> WHAT YOU NEED TO DO
Check each line of the material below, and copy it if it holds the string "name".

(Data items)
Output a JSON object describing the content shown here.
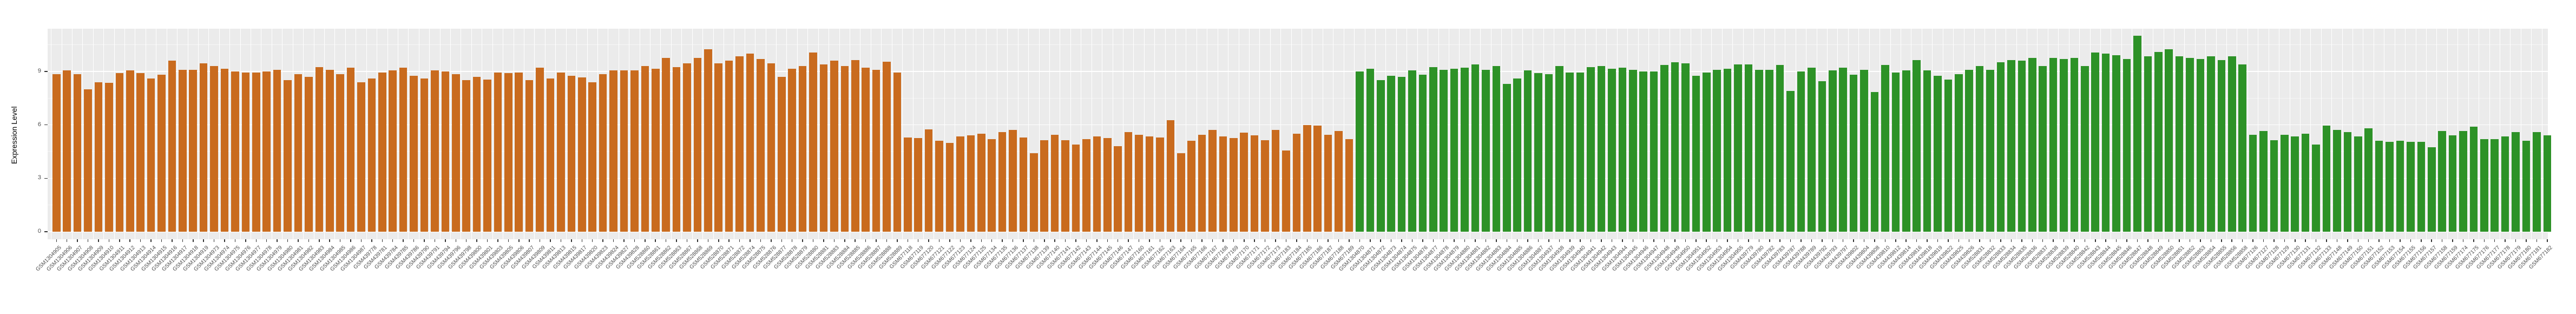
{
  "chart_data": {
    "type": "bar",
    "title": "",
    "xlabel": "",
    "ylabel": "Expression Level",
    "yticks": [
      0,
      3,
      6,
      9
    ],
    "ylim": [
      0,
      11.4
    ],
    "grid": "white major+minor horizontal gridlines and per-category vertical gridlines on grey panel",
    "legend": "none",
    "layout": {
      "panel_bg": "#EBEBEB",
      "grid_color": "#FFFFFF",
      "tick_color": "#333333",
      "axis_text_color": "#4D4D4D",
      "x_label_rotation_deg": 45
    },
    "series": [
      {
        "name": "group-1-orange",
        "color": "#C96B1E",
        "categories": [
          "GSM1304905",
          "GSM1304906",
          "GSM1304907",
          "GSM1304908",
          "GSM1304909",
          "GSM1304910",
          "GSM1304911",
          "GSM1304912",
          "GSM1304913",
          "GSM1304914",
          "GSM1304915",
          "GSM1304916",
          "GSM1304917",
          "GSM1304918",
          "GSM1304919",
          "GSM1304973",
          "GSM1304974",
          "GSM1304975",
          "GSM1304976",
          "GSM1304977",
          "GSM1304978",
          "GSM1304979",
          "GSM1304980",
          "GSM1304981",
          "GSM1304982",
          "GSM1304983",
          "GSM1304984",
          "GSM1304985",
          "GSM1304986",
          "GSM1304987",
          "GSM439778",
          "GSM439781",
          "GSM439784",
          "GSM439785",
          "GSM439786",
          "GSM439790",
          "GSM439791",
          "GSM439794",
          "GSM439796",
          "GSM439798",
          "GSM439800",
          "GSM439801",
          "GSM439803",
          "GSM439805",
          "GSM439806",
          "GSM439807",
          "GSM439809",
          "GSM439811",
          "GSM439813",
          "GSM439815",
          "GSM439817",
          "GSM439820",
          "GSM439823",
          "GSM439824",
          "GSM439827",
          "GSM439828",
          "GSM528860",
          "GSM528861",
          "GSM528862",
          "GSM528863",
          "GSM528867",
          "GSM528868",
          "GSM528869",
          "GSM528870",
          "GSM528871",
          "GSM528872",
          "GSM528874",
          "GSM528875",
          "GSM528876",
          "GSM528877",
          "GSM528878",
          "GSM528879",
          "GSM528880",
          "GSM528881",
          "GSM528883",
          "GSM528884",
          "GSM528885",
          "GSM528886",
          "GSM528887",
          "GSM528888",
          "GSM528889",
          "GSM677118",
          "GSM677119",
          "GSM677120",
          "GSM677121",
          "GSM677122",
          "GSM677123",
          "GSM677124",
          "GSM677125",
          "GSM677134",
          "GSM677135",
          "GSM677136",
          "GSM677137",
          "GSM677138",
          "GSM677139",
          "GSM677140",
          "GSM677141",
          "GSM677142",
          "GSM677143",
          "GSM677144",
          "GSM677145",
          "GSM677146",
          "GSM677147",
          "GSM677160",
          "GSM677161",
          "GSM677162",
          "GSM677163",
          "GSM677164",
          "GSM677165",
          "GSM677166",
          "GSM677167",
          "GSM677168",
          "GSM677169",
          "GSM677170",
          "GSM677171",
          "GSM677172",
          "GSM677173",
          "GSM677183",
          "GSM677184",
          "GSM677185",
          "GSM677186",
          "GSM677187",
          "GSM677188",
          "GSM677189"
        ],
        "values": [
          8.85,
          9.05,
          8.85,
          8.0,
          8.4,
          8.35,
          8.9,
          9.05,
          8.9,
          8.6,
          8.8,
          9.6,
          9.1,
          9.1,
          9.45,
          9.3,
          9.15,
          9.0,
          8.95,
          8.95,
          9.0,
          9.1,
          8.5,
          8.85,
          8.7,
          9.25,
          9.1,
          8.85,
          9.2,
          8.4,
          8.6,
          8.95,
          9.05,
          9.2,
          8.75,
          8.6,
          9.05,
          9.0,
          8.85,
          8.5,
          8.7,
          8.55,
          8.95,
          8.9,
          8.95,
          8.5,
          9.2,
          8.6,
          8.95,
          8.75,
          8.65,
          8.4,
          8.85,
          9.05,
          9.05,
          9.05,
          9.3,
          9.15,
          9.75,
          9.25,
          9.45,
          9.75,
          10.25,
          9.45,
          9.6,
          9.85,
          10.0,
          9.7,
          9.45,
          8.7,
          9.15,
          9.3,
          10.05,
          9.4,
          9.6,
          9.3,
          9.65,
          9.2,
          9.1,
          9.55,
          8.95,
          5.3,
          5.25,
          5.75,
          5.1,
          5.0,
          5.35,
          5.4,
          5.5,
          5.2,
          5.6,
          5.7,
          5.3,
          4.4,
          5.15,
          5.45,
          5.15,
          4.9,
          5.2,
          5.35,
          5.25,
          4.8,
          5.6,
          5.45,
          5.35,
          5.3,
          6.25,
          4.4,
          5.1,
          5.45,
          5.7,
          5.35,
          5.25,
          5.55,
          5.4,
          5.15,
          5.7,
          4.55,
          5.5,
          6.0,
          5.95,
          5.45,
          5.65,
          5.2
        ]
      },
      {
        "name": "group-2-green",
        "color": "#2D9227",
        "categories": [
          "GSM1304870",
          "GSM1304871",
          "GSM1304872",
          "GSM1304873",
          "GSM1304874",
          "GSM1304875",
          "GSM1304876",
          "GSM1304877",
          "GSM1304878",
          "GSM1304879",
          "GSM1304880",
          "GSM1304881",
          "GSM1304882",
          "GSM1304883",
          "GSM1304884",
          "GSM1304885",
          "GSM1304886",
          "GSM1304887",
          "GSM1304937",
          "GSM1304938",
          "GSM1304939",
          "GSM1304940",
          "GSM1304941",
          "GSM1304942",
          "GSM1304943",
          "GSM1304944",
          "GSM1304945",
          "GSM1304946",
          "GSM1304947",
          "GSM1304948",
          "GSM1304949",
          "GSM1304950",
          "GSM1304951",
          "GSM1304952",
          "GSM1304953",
          "GSM1304954",
          "GSM1304955",
          "GSM439779",
          "GSM439780",
          "GSM439782",
          "GSM439783",
          "GSM439787",
          "GSM439788",
          "GSM439789",
          "GSM439792",
          "GSM439793",
          "GSM439797",
          "GSM439802",
          "GSM439804",
          "GSM439808",
          "GSM439810",
          "GSM439812",
          "GSM439814",
          "GSM439816",
          "GSM439818",
          "GSM439819",
          "GSM439822",
          "GSM439825",
          "GSM439826",
          "GSM528831",
          "GSM528832",
          "GSM528833",
          "GSM528834",
          "GSM528835",
          "GSM528836",
          "GSM528837",
          "GSM528838",
          "GSM528839",
          "GSM528840",
          "GSM528842",
          "GSM528843",
          "GSM528844",
          "GSM528845",
          "GSM528846",
          "GSM528847",
          "GSM528848",
          "GSM528849",
          "GSM528850",
          "GSM528851",
          "GSM528852",
          "GSM528853",
          "GSM528854",
          "GSM528855",
          "GSM528856",
          "GSM528858",
          "GSM677126",
          "GSM677127",
          "GSM677128",
          "GSM677129",
          "GSM677130",
          "GSM677131",
          "GSM677132",
          "GSM677133",
          "GSM677148",
          "GSM677149",
          "GSM677150",
          "GSM677151",
          "GSM677152",
          "GSM677153",
          "GSM677154",
          "GSM677155",
          "GSM677156",
          "GSM677157",
          "GSM677158",
          "GSM677159",
          "GSM677174",
          "GSM677175",
          "GSM677176",
          "GSM677177",
          "GSM677178",
          "GSM677179",
          "GSM677180",
          "GSM677181",
          "GSM677182"
        ],
        "values": [
          9.0,
          9.15,
          8.5,
          8.75,
          8.7,
          9.05,
          8.8,
          9.25,
          9.1,
          9.15,
          9.2,
          9.4,
          9.1,
          9.3,
          8.3,
          8.6,
          9.05,
          8.9,
          8.85,
          9.3,
          8.95,
          8.95,
          9.25,
          9.3,
          9.15,
          9.2,
          9.1,
          9.0,
          9.0,
          9.35,
          9.5,
          9.45,
          8.75,
          8.95,
          9.1,
          9.15,
          9.4,
          9.4,
          9.1,
          9.1,
          9.35,
          7.9,
          9.0,
          9.2,
          8.45,
          9.05,
          9.2,
          8.8,
          9.1,
          7.85,
          9.35,
          8.95,
          9.05,
          9.65,
          9.05,
          8.75,
          8.55,
          8.85,
          9.1,
          9.3,
          9.1,
          9.5,
          9.65,
          9.6,
          9.75,
          9.3,
          9.75,
          9.7,
          9.75,
          9.3,
          10.05,
          10.0,
          9.9,
          9.7,
          11.0,
          9.85,
          10.1,
          10.25,
          9.85,
          9.75,
          9.7,
          9.85,
          9.65,
          9.85,
          9.4,
          5.45,
          5.65,
          5.15,
          5.45,
          5.35,
          5.5,
          4.9,
          5.95,
          5.7,
          5.6,
          5.35,
          5.8,
          5.1,
          5.05,
          5.1,
          5.05,
          5.05,
          4.75,
          5.65,
          5.4,
          5.65,
          5.9,
          5.2,
          5.2,
          5.35,
          5.6,
          5.1,
          5.6,
          5.4
        ]
      }
    ]
  }
}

> RESULT OF THIS EXERCISE
        "name": "group-1-orange",
        "name": "group-2-green",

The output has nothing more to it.